Required task | The entries below are to be repeated exactly as they stand.

Exercise material |
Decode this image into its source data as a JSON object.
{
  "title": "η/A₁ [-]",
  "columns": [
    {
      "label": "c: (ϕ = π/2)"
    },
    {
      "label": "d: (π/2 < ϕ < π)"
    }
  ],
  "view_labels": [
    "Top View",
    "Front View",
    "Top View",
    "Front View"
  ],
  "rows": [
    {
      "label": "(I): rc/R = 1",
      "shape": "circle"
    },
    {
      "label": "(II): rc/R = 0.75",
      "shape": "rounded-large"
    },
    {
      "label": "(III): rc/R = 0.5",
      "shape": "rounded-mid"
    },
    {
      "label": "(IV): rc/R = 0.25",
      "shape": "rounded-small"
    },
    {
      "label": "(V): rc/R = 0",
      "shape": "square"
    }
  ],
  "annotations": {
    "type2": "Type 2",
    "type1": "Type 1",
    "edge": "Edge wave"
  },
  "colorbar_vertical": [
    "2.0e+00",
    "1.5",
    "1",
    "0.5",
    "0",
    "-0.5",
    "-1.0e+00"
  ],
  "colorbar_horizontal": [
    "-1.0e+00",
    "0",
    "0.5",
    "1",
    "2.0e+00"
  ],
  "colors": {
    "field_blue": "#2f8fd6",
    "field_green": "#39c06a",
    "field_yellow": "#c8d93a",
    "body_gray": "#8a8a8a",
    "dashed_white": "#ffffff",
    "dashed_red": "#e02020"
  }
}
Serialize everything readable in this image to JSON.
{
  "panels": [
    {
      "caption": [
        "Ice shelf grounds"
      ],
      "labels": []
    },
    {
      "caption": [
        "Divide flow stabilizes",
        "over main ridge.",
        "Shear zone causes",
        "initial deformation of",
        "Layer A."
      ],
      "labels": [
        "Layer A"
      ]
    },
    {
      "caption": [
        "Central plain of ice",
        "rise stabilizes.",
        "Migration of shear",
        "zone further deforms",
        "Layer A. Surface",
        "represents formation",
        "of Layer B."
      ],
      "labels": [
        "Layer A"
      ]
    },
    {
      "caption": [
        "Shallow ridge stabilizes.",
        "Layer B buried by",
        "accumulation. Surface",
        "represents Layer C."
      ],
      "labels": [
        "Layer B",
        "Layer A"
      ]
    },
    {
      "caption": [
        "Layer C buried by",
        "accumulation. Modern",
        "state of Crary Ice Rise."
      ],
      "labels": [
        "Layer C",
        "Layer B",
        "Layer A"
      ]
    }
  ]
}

Task output |
Decode this image into its source data as a JSON object.
{
  "title": "η/A₁ [-]",
  "columns": [
    {
      "label": "c: (ϕ = π/2)"
    },
    {
      "label": "d: (π/2 < ϕ < π)"
    }
  ],
  "view_labels": [
    "Top View",
    "Front View",
    "Top View",
    "Front View"
  ],
  "rows": [
    {
      "label": "(I): rc/R = 1",
      "shape": "circle"
    },
    {
      "label": "(II): rc/R = 0.75",
      "shape": "rounded-large"
    },
    {
      "label": "(III): rc/R = 0.5",
      "shape": "rounded-mid"
    },
    {
      "label": "(IV): rc/R = 0.25",
      "shape": "rounded-small"
    },
    {
      "label": "(V): rc/R = 0",
      "shape": "square"
    }
  ],
  "annotations": {
    "type2": "Type 2",
    "type1": "Type 1",
    "edge": "Edge wave"
  },
  "colorbar_vertical": [
    "2.0e+00",
    "1.5",
    "1",
    "0.5",
    "0",
    "-0.5",
    "-1.0e+00"
  ],
  "colorbar_horizontal": [
    "-1.0e+00",
    "0",
    "0.5",
    "1",
    "2.0e+00"
  ],
  "colors": {
    "field_blue": "#2f8fd6",
    "field_green": "#39c06a",
    "field_yellow": "#c8d93a",
    "body_gray": "#8a8a8a",
    "dashed_white": "#ffffff",
    "dashed_red": "#e02020"
  }
}
Serialize everything readable in this image to JSON.
{
  "panels": [
    {
      "caption": [
        "Ice shelf grounds"
      ],
      "labels": []
    },
    {
      "caption": [
        "Divide flow stabilizes",
        "over main ridge.",
        "Shear zone causes",
        "initial deformation of",
        "Layer A."
      ],
      "labels": [
        "Layer A"
      ]
    },
    {
      "caption": [
        "Central plain of ice",
        "rise stabilizes.",
        "Migration of shear",
        "zone further deforms",
        "Layer A. Surface",
        "represents formation",
        "of Layer B."
      ],
      "labels": [
        "Layer A"
      ]
    },
    {
      "caption": [
        "Shallow ridge stabilizes.",
        "Layer B buried by",
        "accumulation. Surface",
        "represents Layer C."
      ],
      "labels": [
        "Layer B",
        "Layer A"
      ]
    },
    {
      "caption": [
        "Layer C buried by",
        "accumulation. Modern",
        "state of Crary Ice Rise."
      ],
      "labels": [
        "Layer C",
        "Layer B",
        "Layer A"
      ]
    }
  ]
}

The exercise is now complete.